Work to complete: Please rewrite the records below, replacing each "date-label" with "date-caption" and keeping everything else the same. Leave the pictures out.

[Element location data]
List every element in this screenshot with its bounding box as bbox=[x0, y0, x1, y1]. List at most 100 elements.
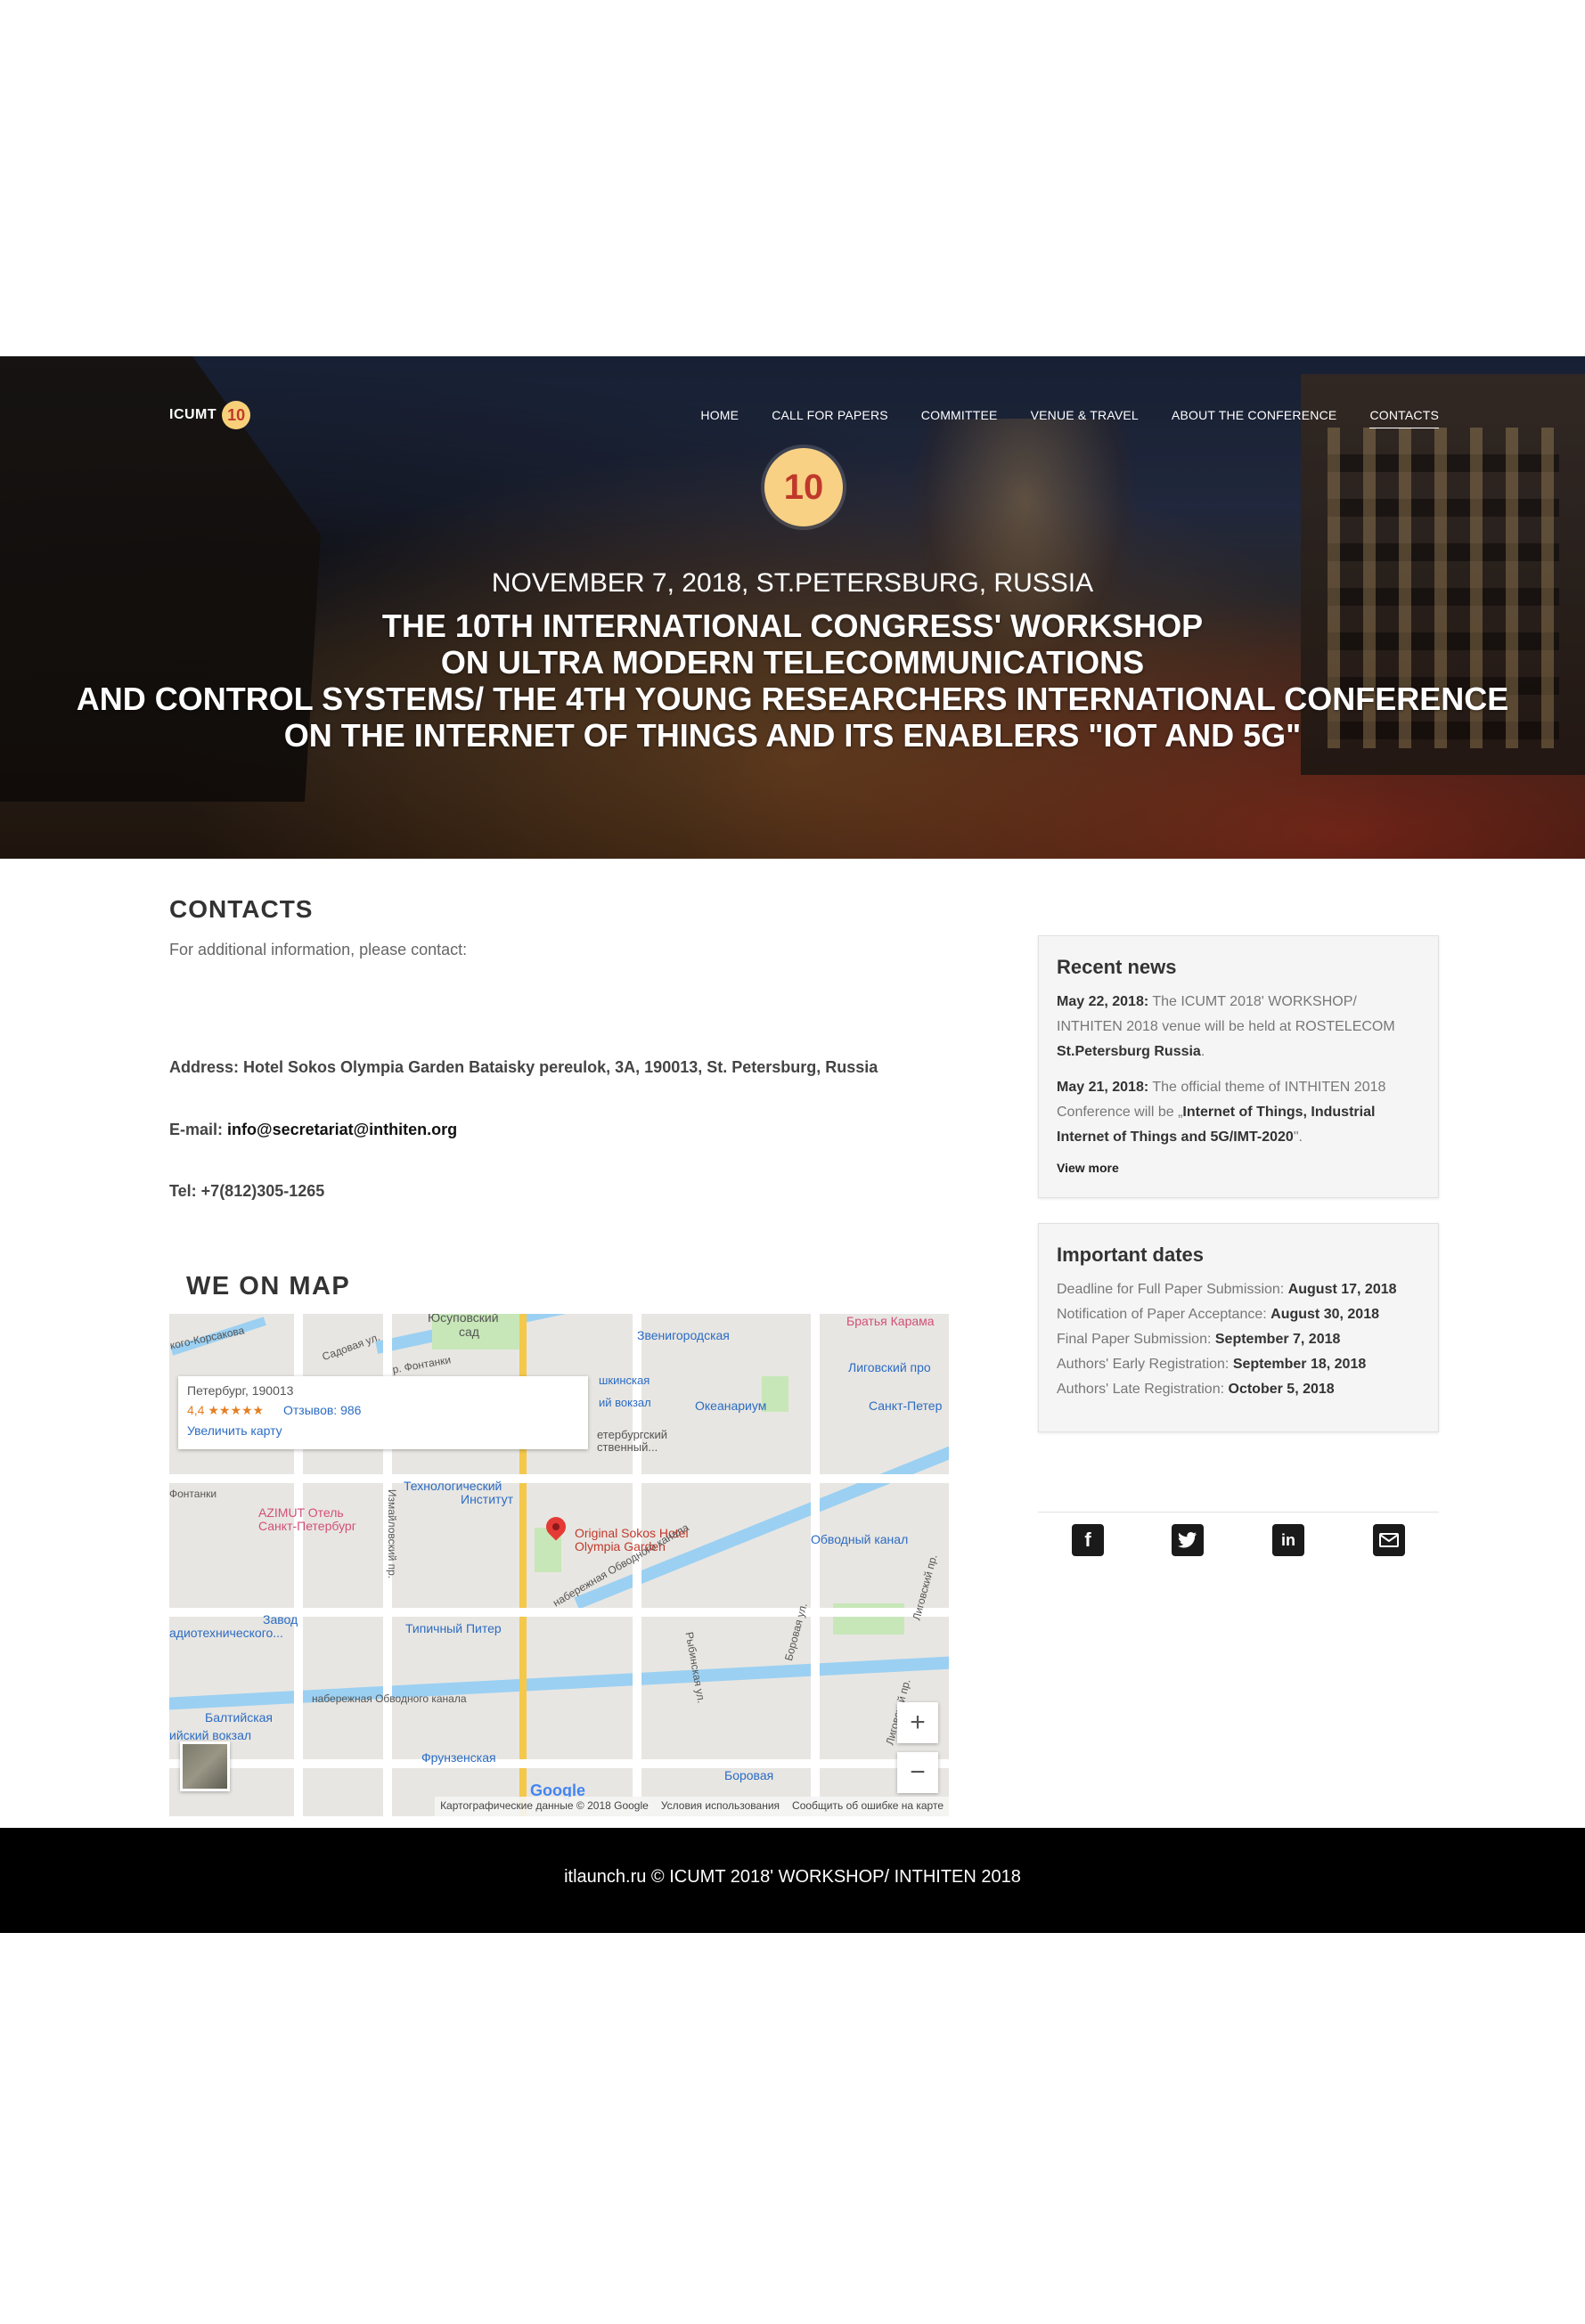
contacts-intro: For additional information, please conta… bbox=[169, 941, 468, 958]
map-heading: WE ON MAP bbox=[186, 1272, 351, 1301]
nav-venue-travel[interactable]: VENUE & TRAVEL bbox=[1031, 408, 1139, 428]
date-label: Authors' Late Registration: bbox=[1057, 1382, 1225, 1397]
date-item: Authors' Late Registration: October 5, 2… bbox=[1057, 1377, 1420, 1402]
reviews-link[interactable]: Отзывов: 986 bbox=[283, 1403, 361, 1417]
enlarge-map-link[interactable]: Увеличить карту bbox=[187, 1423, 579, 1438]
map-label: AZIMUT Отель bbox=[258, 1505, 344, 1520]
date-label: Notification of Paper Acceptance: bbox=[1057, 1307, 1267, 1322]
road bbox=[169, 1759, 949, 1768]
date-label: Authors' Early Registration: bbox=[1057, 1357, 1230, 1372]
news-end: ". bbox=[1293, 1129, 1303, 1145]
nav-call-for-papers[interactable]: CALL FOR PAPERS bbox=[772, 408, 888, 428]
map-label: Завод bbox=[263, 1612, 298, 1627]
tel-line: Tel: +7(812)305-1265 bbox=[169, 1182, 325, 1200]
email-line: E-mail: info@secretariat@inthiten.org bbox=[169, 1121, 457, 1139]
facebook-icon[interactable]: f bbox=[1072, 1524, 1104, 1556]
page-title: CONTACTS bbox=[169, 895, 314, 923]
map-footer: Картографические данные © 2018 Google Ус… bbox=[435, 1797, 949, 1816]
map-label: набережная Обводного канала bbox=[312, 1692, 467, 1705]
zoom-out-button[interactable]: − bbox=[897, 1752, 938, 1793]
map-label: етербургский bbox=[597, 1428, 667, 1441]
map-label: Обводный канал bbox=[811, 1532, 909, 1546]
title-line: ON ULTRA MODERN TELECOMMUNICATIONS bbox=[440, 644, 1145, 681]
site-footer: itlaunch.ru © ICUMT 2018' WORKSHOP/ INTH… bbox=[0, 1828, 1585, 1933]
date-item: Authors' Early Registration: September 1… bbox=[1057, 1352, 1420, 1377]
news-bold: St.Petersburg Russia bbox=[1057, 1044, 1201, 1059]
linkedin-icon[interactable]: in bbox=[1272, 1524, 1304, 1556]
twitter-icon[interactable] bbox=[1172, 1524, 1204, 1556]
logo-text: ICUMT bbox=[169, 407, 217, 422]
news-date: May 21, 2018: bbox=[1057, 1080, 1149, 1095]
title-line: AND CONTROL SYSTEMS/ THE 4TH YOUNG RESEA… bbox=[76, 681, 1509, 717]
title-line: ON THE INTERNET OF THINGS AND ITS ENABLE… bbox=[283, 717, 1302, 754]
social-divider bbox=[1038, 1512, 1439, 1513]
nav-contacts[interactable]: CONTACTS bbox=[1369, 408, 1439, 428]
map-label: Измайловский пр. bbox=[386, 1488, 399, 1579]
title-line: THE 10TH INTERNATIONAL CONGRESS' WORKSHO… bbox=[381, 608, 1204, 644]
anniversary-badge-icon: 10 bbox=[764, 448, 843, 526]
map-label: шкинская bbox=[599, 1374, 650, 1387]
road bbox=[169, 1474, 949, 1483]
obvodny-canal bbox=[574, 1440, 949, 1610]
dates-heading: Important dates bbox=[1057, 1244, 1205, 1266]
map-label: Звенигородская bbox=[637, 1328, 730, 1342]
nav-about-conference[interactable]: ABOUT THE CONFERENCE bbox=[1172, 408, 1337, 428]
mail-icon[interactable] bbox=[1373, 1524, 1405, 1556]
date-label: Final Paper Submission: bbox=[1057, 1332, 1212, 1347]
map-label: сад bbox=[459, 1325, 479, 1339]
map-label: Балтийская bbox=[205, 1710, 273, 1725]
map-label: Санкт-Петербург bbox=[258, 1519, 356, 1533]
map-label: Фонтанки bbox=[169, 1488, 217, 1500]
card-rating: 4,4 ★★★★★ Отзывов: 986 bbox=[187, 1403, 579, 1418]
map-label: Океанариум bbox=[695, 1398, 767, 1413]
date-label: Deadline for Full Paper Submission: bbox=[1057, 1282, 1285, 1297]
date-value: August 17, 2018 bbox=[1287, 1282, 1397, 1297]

Written response:
List every element in this screenshot with its bounding box as bbox=[x0, y0, x1, y1]. List at most 100 elements.
contacts-intro: For additional information, please conta… bbox=[169, 941, 468, 958]
map-heading: WE ON MAP bbox=[186, 1272, 351, 1301]
nav-venue-travel[interactable]: VENUE & TRAVEL bbox=[1031, 408, 1139, 428]
date-caption: Authors' Late Registration: bbox=[1057, 1382, 1225, 1397]
date-item: Authors' Late Registration: October 5, 2… bbox=[1057, 1377, 1420, 1402]
reviews-link[interactable]: Отзывов: 986 bbox=[283, 1403, 361, 1417]
enlarge-map-link[interactable]: Увеличить карту bbox=[187, 1423, 579, 1438]
map-label: AZIMUT Отель bbox=[258, 1505, 344, 1520]
date-caption: Notification of Paper Acceptance: bbox=[1057, 1307, 1267, 1322]
road bbox=[169, 1759, 949, 1768]
date-caption: Authors' Early Registration: bbox=[1057, 1357, 1230, 1372]
news-end: ". bbox=[1293, 1129, 1303, 1145]
nav-call-for-papers[interactable]: CALL FOR PAPERS bbox=[772, 408, 888, 428]
map-label: Завод bbox=[263, 1612, 298, 1627]
tel-line: Tel: +7(812)305-1265 bbox=[169, 1182, 325, 1200]
email-line: E-mail: info@secretariat@inthiten.org bbox=[169, 1121, 457, 1139]
facebook-icon[interactable]: f bbox=[1072, 1524, 1104, 1556]
page-title: CONTACTS bbox=[169, 895, 314, 923]
map-footer: Картографические данные © 2018 Google Ус… bbox=[435, 1797, 949, 1816]
map-label: набережная Обводного канала bbox=[312, 1692, 467, 1705]
zoom-out-button[interactable]: − bbox=[897, 1752, 938, 1793]
map-label: етербургский bbox=[597, 1428, 667, 1441]
map-label: Обводный канал bbox=[811, 1532, 909, 1546]
title-line: ON ULTRA MODERN TELECOMMUNICATIONS bbox=[440, 644, 1145, 681]
site-footer: itlaunch.ru © ICUMT 2018' WORKSHOP/ INTH… bbox=[0, 1828, 1585, 1933]
date-item: Authors' Early Registration: September 1… bbox=[1057, 1352, 1420, 1377]
news-bold: St.Petersburg Russia bbox=[1057, 1044, 1201, 1059]
linkedin-icon[interactable]: in bbox=[1272, 1524, 1304, 1556]
twitter-icon[interactable] bbox=[1172, 1524, 1204, 1556]
logo-text: ICUMT bbox=[169, 407, 217, 422]
news-date: May 21, 2018: bbox=[1057, 1080, 1149, 1095]
title-line: AND CONTROL SYSTEMS/ THE 4TH YOUNG RESEA… bbox=[76, 681, 1509, 717]
title-line: ON THE INTERNET OF THINGS AND ITS ENABLE… bbox=[283, 717, 1302, 754]
social-divider bbox=[1038, 1512, 1439, 1513]
nav-contacts[interactable]: CONTACTS bbox=[1369, 408, 1439, 428]
map-label: Измайловский пр. bbox=[386, 1488, 399, 1579]
title-line: THE 10TH INTERNATIONAL CONGRESS' WORKSHO… bbox=[381, 608, 1204, 644]
anniversary-badge-icon: 10 bbox=[764, 448, 843, 526]
map-label: шкинская bbox=[599, 1374, 650, 1387]
road bbox=[169, 1474, 949, 1483]
obvodny-canal bbox=[574, 1440, 949, 1610]
dates-heading: Important dates bbox=[1057, 1244, 1205, 1266]
map-label: Звенигородская bbox=[637, 1328, 730, 1342]
nav-about-conference[interactable]: ABOUT THE CONFERENCE bbox=[1172, 408, 1337, 428]
mail-icon[interactable] bbox=[1373, 1524, 1405, 1556]
date-caption: Final Paper Submission: bbox=[1057, 1332, 1212, 1347]
map-label: сад bbox=[459, 1325, 479, 1339]
map-label: Балтийская bbox=[205, 1710, 273, 1725]
map-label: Санкт-Петербург bbox=[258, 1519, 356, 1533]
map-label: Фонтанки bbox=[169, 1488, 217, 1500]
card-rating: 4,4 ★★★★★ Отзывов: 986 bbox=[187, 1403, 579, 1418]
map-label: Океанариум bbox=[695, 1398, 767, 1413]
date-caption: Deadline for Full Paper Submission: bbox=[1057, 1282, 1285, 1297]
date-value: August 17, 2018 bbox=[1287, 1282, 1397, 1297]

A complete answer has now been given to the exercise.